--- Material shown ---
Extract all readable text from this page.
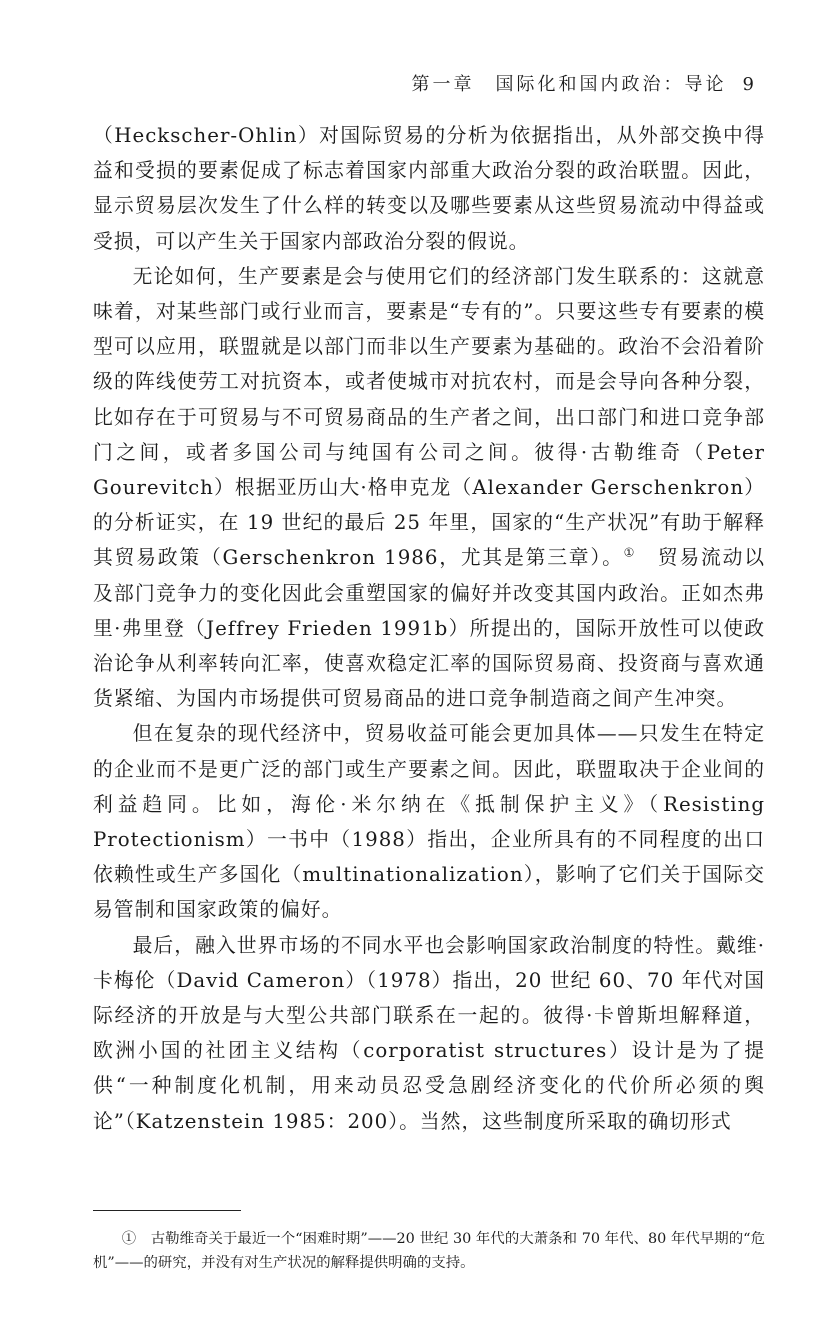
第一章　国际化和国内政治：导论 9

（Heckscher-Ohlin）对国际贸易的分析为依据指出，从外部交换中得益和受损的要素促成了标志着国家内部重大政治分裂的政治联盟。因此，显示贸易层次发生了什么样的转变以及哪些要素从这些贸易流动中得益或受损，可以产生关于国家内部政治分裂的假说。

无论如何，生产要素是会与使用它们的经济部门发生联系的：这就意味着，对某些部门或行业而言，要素是“专有的”。只要这些专有要素的模型可以应用，联盟就是以部门而非以生产要素为基础的。政治不会沿着阶级的阵线使劳工对抗资本，或者使城市对抗农村，而是会导向各种分裂，比如存在于可贸易与不可贸易商品的生产者之间，出口部门和进口竞争部门之间，或者多国公司与纯国有公司之间。彼得·古勒维奇（Peter Gourevitch）根据亚历山大·格申克龙（Alexander Gerschenkron）的分析证实，在 19 世纪的最后 25 年里，国家的“生产状况”有助于解释其贸易政策（Gerschenkron 1986，尤其是第三章）。①　 贸易流动以及部门竞争力的变化因此会重塑国家的偏好并改变其国内政治。正如杰弗里·弗里登（Jeffrey Frieden 1991b）所提出的，国际开放性可以使政治论争从利率转向汇率，使喜欢稳定汇率的国际贸易商、投资商与喜欢通货紧缩、为国内市场提供可贸易商品的进口竞争制造商之间产生冲突。

但在复杂的现代经济中，贸易收益可能会更加具体——只发生在特定的企业而不是更广泛的部门或生产要素之间。因此，联盟取决于企业间的利益趋同。比如，海伦·米尔纳在《抵制保护主义》（Resisting Protectionism）一书中（1988）指出，企业所具有的不同程度的出口依赖性或生产多国化（multinationalization），影响了它们关于国际交易管制和国家政策的偏好。

最后，融入世界市场的不同水平也会影响国家政治制度的特性。戴维·卡梅伦（David Cameron）（1978）指出，20 世纪 60、70 年代对国际经济的开放是与大型公共部门联系在一起的。彼得·卡曾斯坦解释道，欧洲小国的社团主义结构（corporatist structures）设计是为了提供“一种制度化机制，用来动员忍受急剧经济变化的代价所必须的舆论”（Katzenstein 1985：200）。当然，这些制度所采取的确切形式

①　古勒维奇关于最近一个“困难时期”——20 世纪 30 年代的大萧条和 70 年代、80 年代早期的“危机”——的研究，并没有对生产状况的解释提供明确的支持。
---
Exercise directions: Restate each of the entries above word for word and skip every image.

Answer to the exercise:
Extract all readable text from this page.
第一章　国际化和国内政治：导论 9

（Heckscher-Ohlin）对国际贸易的分析为依据指出，从外部交换中得益和受损的要素促成了标志着国家内部重大政治分裂的政治联盟。因此，显示贸易层次发生了什么样的转变以及哪些要素从这些贸易流动中得益或受损，可以产生关于国家内部政治分裂的假说。

无论如何，生产要素是会与使用它们的经济部门发生联系的：这就意味着，对某些部门或行业而言，要素是“专有的”。只要这些专有要素的模型可以应用，联盟就是以部门而非以生产要素为基础的。政治不会沿着阶级的阵线使劳工对抗资本，或者使城市对抗农村，而是会导向各种分裂，比如存在于可贸易与不可贸易商品的生产者之间，出口部门和进口竞争部门之间，或者多国公司与纯国有公司之间。彼得·古勒维奇（Peter Gourevitch）根据亚历山大·格申克龙（Alexander Gerschenkron）的分析证实，在 19 世纪的最后 25 年里，国家的“生产状况”有助于解释其贸易政策（Gerschenkron 1986，尤其是第三章）。①　 贸易流动以及部门竞争力的变化因此会重塑国家的偏好并改变其国内政治。正如杰弗里·弗里登（Jeffrey Frieden 1991b）所提出的，国际开放性可以使政治论争从利率转向汇率，使喜欢稳定汇率的国际贸易商、投资商与喜欢通货紧缩、为国内市场提供可贸易商品的进口竞争制造商之间产生冲突。

但在复杂的现代经济中，贸易收益可能会更加具体——只发生在特定的企业而不是更广泛的部门或生产要素之间。因此，联盟取决于企业间的利益趋同。比如，海伦·米尔纳在《抵制保护主义》（Resisting Protectionism）一书中（1988）指出，企业所具有的不同程度的出口依赖性或生产多国化（multinationalization），影响了它们关于国际交易管制和国家政策的偏好。

最后，融入世界市场的不同水平也会影响国家政治制度的特性。戴维·卡梅伦（David Cameron）（1978）指出，20 世纪 60、70 年代对国际经济的开放是与大型公共部门联系在一起的。彼得·卡曾斯坦解释道，欧洲小国的社团主义结构（corporatist structures）设计是为了提供“一种制度化机制，用来动员忍受急剧经济变化的代价所必须的舆论”（Katzenstein 1985：200）。当然，这些制度所采取的确切形式

①　古勒维奇关于最近一个“困难时期”——20 世纪 30 年代的大萧条和 70 年代、80 年代早期的“危机”——的研究，并没有对生产状况的解释提供明确的支持。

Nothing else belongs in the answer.